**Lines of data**

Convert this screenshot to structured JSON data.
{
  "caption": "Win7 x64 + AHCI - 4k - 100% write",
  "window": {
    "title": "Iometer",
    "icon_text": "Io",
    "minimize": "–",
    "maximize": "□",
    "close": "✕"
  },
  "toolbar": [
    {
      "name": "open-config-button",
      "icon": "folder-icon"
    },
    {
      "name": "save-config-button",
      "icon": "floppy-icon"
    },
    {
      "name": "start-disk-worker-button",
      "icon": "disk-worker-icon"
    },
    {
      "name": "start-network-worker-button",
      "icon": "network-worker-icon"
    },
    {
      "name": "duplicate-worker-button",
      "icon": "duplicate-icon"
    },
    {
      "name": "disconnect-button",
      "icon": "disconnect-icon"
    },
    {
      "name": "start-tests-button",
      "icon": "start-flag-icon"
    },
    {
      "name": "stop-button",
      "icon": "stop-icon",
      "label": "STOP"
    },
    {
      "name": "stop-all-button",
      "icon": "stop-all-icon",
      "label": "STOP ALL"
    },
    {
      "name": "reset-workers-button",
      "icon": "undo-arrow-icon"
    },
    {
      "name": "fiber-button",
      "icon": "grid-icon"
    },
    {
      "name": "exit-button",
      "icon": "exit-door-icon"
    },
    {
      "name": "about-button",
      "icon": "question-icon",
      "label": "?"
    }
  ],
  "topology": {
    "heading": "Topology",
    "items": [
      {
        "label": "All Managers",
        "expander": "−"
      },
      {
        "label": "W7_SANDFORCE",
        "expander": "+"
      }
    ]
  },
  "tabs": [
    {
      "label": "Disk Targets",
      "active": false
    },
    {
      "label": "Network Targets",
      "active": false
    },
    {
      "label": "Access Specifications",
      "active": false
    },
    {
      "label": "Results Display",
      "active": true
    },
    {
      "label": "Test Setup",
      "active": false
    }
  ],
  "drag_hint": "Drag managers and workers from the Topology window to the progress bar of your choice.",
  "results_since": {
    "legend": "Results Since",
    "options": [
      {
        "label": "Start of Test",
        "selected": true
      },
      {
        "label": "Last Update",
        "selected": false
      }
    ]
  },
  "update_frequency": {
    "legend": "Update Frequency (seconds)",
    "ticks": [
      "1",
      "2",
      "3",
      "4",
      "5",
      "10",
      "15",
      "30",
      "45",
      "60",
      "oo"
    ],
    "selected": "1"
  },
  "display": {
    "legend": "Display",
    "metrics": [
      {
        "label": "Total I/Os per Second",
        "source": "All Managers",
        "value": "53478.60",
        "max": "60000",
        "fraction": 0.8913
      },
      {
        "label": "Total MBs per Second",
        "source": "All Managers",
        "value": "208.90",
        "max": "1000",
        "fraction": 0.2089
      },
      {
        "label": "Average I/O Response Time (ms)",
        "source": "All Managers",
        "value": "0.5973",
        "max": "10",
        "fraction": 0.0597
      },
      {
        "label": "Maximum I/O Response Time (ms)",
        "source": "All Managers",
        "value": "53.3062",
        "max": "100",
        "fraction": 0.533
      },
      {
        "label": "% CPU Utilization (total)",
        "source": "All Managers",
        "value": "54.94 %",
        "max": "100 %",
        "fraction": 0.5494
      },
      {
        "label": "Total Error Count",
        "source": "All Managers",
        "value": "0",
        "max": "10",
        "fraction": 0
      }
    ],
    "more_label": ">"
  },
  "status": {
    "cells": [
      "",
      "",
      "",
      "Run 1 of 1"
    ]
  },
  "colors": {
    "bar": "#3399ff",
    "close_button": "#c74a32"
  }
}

**What you have to do**
Copy and report every line where the word "Response" is present.

**Worked solution**
        "label": "Average I/O Response Time (ms)",
        "label": "Maximum I/O Response Time (ms)",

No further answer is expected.